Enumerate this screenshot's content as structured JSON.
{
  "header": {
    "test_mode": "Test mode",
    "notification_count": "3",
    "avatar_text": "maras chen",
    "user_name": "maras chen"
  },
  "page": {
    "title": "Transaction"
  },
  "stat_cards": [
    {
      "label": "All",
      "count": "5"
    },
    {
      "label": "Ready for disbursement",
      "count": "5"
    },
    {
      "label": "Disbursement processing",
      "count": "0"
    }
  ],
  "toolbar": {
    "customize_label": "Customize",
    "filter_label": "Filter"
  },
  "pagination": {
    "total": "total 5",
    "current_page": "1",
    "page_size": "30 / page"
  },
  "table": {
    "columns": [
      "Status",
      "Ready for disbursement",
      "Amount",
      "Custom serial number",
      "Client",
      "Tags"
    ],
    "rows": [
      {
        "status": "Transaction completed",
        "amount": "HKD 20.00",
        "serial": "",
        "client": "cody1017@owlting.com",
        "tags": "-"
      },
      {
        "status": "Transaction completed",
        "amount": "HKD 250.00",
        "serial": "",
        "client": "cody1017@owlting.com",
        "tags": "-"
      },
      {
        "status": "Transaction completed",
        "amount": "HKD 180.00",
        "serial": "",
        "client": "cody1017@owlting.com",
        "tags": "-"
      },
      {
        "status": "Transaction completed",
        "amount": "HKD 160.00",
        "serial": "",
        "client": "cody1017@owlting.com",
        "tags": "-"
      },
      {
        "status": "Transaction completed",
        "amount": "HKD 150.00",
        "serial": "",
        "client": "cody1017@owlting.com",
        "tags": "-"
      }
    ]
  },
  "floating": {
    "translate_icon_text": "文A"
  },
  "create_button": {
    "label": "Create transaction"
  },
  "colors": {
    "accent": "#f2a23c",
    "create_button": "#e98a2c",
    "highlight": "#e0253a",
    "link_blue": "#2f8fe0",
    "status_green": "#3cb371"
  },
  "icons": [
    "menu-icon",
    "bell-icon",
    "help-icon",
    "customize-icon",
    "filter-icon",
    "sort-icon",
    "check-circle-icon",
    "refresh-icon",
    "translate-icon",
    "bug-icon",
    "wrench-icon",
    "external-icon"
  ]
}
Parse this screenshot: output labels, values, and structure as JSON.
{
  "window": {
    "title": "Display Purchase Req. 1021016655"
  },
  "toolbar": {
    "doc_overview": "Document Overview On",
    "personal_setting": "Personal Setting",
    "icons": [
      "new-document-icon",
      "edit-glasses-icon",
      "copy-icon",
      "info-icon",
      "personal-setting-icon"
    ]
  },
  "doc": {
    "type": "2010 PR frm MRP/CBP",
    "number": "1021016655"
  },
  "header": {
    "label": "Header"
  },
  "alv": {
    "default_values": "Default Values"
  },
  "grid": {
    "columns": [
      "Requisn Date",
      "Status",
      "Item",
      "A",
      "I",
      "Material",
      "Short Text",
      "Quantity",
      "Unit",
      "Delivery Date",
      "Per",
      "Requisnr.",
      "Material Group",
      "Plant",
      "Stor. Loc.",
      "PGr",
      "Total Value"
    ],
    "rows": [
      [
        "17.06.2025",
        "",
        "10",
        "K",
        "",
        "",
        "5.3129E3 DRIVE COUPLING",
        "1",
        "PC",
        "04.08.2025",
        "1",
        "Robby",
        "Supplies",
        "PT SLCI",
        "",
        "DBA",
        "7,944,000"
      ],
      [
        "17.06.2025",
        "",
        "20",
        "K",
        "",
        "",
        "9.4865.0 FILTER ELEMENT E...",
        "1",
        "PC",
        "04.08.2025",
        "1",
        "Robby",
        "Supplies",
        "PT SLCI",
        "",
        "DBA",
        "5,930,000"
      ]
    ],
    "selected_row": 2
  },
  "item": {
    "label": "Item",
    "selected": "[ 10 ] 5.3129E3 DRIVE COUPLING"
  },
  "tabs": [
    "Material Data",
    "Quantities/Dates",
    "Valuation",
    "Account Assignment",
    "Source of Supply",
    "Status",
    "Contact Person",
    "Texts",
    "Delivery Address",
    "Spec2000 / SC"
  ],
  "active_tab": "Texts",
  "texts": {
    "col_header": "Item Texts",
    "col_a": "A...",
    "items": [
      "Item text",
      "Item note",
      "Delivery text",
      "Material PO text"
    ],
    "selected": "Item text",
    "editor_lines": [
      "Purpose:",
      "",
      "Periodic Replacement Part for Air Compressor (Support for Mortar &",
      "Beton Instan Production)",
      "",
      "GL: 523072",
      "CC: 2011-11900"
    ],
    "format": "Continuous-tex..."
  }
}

================================

Go through the material above and copy each line that has the word "DRIVE".

--- Solution to the exercise ---
        "5.3129E3 DRIVE COUPLING",
    "selected": "[ 10 ] 5.3129E3 DRIVE COUPLING"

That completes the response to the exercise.